Task details
Print all of the lines exactly. Any picture among them stays out.

Data for processing
####################

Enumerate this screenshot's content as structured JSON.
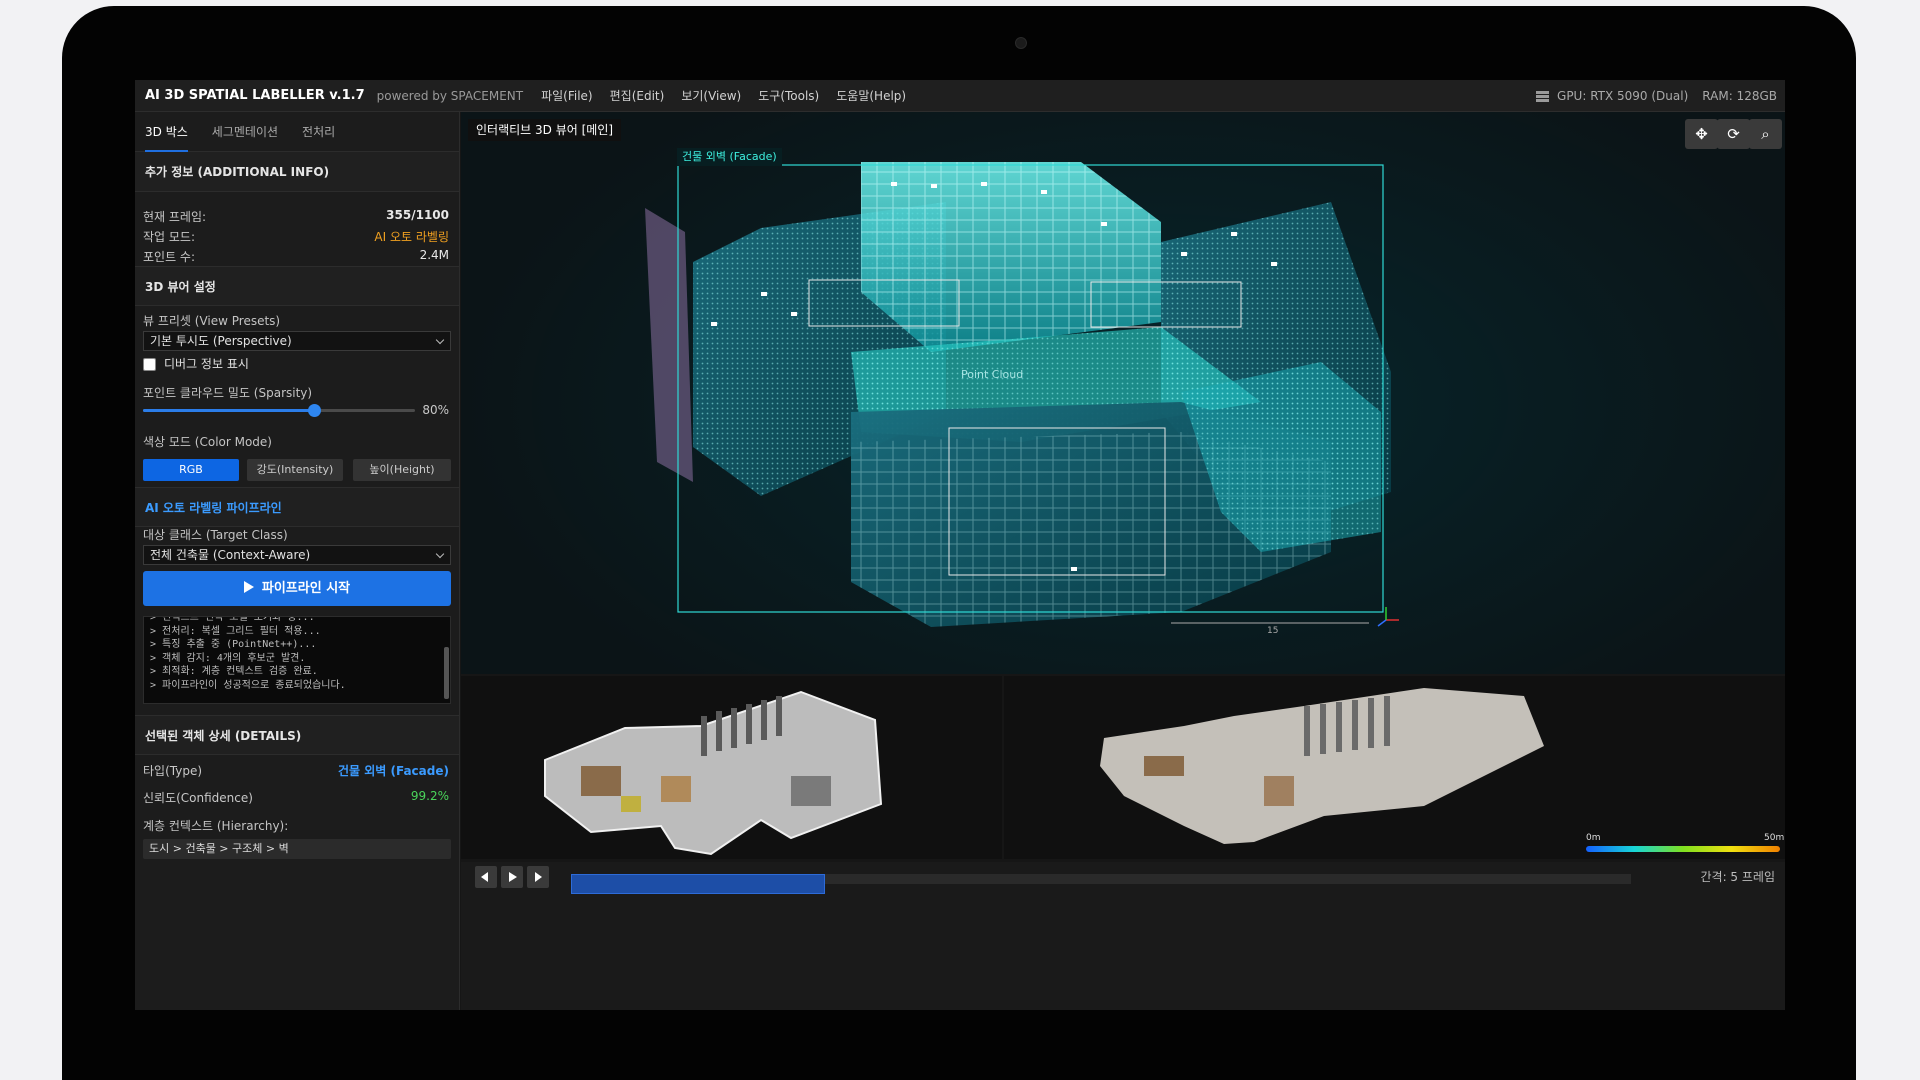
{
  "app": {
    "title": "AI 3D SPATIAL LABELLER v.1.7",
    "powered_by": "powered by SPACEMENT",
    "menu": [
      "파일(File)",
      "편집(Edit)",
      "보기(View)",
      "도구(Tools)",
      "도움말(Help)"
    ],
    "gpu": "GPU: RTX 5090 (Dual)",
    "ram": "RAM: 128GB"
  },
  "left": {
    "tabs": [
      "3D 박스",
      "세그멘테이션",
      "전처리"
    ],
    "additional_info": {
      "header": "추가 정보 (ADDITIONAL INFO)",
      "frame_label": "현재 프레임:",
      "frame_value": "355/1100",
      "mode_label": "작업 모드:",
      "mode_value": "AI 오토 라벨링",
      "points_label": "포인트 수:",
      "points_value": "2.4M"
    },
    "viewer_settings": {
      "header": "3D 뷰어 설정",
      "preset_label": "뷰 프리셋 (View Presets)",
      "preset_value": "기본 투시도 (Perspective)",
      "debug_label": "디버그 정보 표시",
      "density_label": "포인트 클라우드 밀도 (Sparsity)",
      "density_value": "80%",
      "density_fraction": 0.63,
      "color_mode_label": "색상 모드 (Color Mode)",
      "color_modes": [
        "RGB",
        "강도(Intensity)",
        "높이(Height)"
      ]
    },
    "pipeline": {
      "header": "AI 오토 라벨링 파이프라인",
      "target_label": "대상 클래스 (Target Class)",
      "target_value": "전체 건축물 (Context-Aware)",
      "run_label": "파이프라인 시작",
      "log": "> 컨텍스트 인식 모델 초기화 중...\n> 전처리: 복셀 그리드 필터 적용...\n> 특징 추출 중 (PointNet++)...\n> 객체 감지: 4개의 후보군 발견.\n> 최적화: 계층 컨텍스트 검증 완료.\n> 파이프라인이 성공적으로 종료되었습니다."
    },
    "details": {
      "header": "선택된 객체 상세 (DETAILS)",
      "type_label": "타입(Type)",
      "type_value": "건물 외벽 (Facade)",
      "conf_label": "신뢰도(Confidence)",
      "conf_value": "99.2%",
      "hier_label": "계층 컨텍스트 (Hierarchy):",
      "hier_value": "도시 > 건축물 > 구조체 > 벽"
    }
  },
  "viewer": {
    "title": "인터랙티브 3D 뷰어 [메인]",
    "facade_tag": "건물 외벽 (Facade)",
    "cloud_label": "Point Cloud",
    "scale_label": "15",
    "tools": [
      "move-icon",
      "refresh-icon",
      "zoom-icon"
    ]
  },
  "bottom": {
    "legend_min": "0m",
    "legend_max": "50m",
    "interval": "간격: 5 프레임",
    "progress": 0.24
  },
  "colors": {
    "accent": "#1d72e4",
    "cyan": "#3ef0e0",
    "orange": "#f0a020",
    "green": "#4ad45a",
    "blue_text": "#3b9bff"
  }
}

####################

The response
Enumerate this screenshot's content as structured JSON.
{
  "app": {
    "title": "AI 3D SPATIAL LABELLER v.1.7",
    "powered_by": "powered by SPACEMENT",
    "menu": [
      "파일(File)",
      "편집(Edit)",
      "보기(View)",
      "도구(Tools)",
      "도움말(Help)"
    ],
    "gpu": "GPU: RTX 5090 (Dual)",
    "ram": "RAM: 128GB"
  },
  "left": {
    "tabs": [
      "3D 박스",
      "세그멘테이션",
      "전처리"
    ],
    "additional_info": {
      "header": "추가 정보 (ADDITIONAL INFO)",
      "frame_label": "현재 프레임:",
      "frame_value": "355/1100",
      "mode_label": "작업 모드:",
      "mode_value": "AI 오토 라벨링",
      "points_label": "포인트 수:",
      "points_value": "2.4M"
    },
    "viewer_settings": {
      "header": "3D 뷰어 설정",
      "preset_label": "뷰 프리셋 (View Presets)",
      "preset_value": "기본 투시도 (Perspective)",
      "debug_label": "디버그 정보 표시",
      "density_label": "포인트 클라우드 밀도 (Sparsity)",
      "density_value": "80%",
      "density_fraction": 0.63,
      "color_mode_label": "색상 모드 (Color Mode)",
      "color_modes": [
        "RGB",
        "강도(Intensity)",
        "높이(Height)"
      ]
    },
    "pipeline": {
      "header": "AI 오토 라벨링 파이프라인",
      "target_label": "대상 클래스 (Target Class)",
      "target_value": "전체 건축물 (Context-Aware)",
      "run_label": "파이프라인 시작",
      "log": "> 컨텍스트 인식 모델 초기화 중...\n> 전처리: 복셀 그리드 필터 적용...\n> 특징 추출 중 (PointNet++)...\n> 객체 감지: 4개의 후보군 발견.\n> 최적화: 계층 컨텍스트 검증 완료.\n> 파이프라인이 성공적으로 종료되었습니다."
    },
    "details": {
      "header": "선택된 객체 상세 (DETAILS)",
      "type_label": "타입(Type)",
      "type_value": "건물 외벽 (Facade)",
      "conf_label": "신뢰도(Confidence)",
      "conf_value": "99.2%",
      "hier_label": "계층 컨텍스트 (Hierarchy):",
      "hier_value": "도시 > 건축물 > 구조체 > 벽"
    }
  },
  "viewer": {
    "title": "인터랙티브 3D 뷰어 [메인]",
    "facade_tag": "건물 외벽 (Facade)",
    "cloud_label": "Point Cloud",
    "scale_label": "15",
    "tools": [
      "move-icon",
      "refresh-icon",
      "zoom-icon"
    ]
  },
  "bottom": {
    "legend_min": "0m",
    "legend_max": "50m",
    "interval": "간격: 5 프레임",
    "progress": 0.24
  },
  "colors": {
    "accent": "#1d72e4",
    "cyan": "#3ef0e0",
    "orange": "#f0a020",
    "green": "#4ad45a",
    "blue_text": "#3b9bff"
  }
}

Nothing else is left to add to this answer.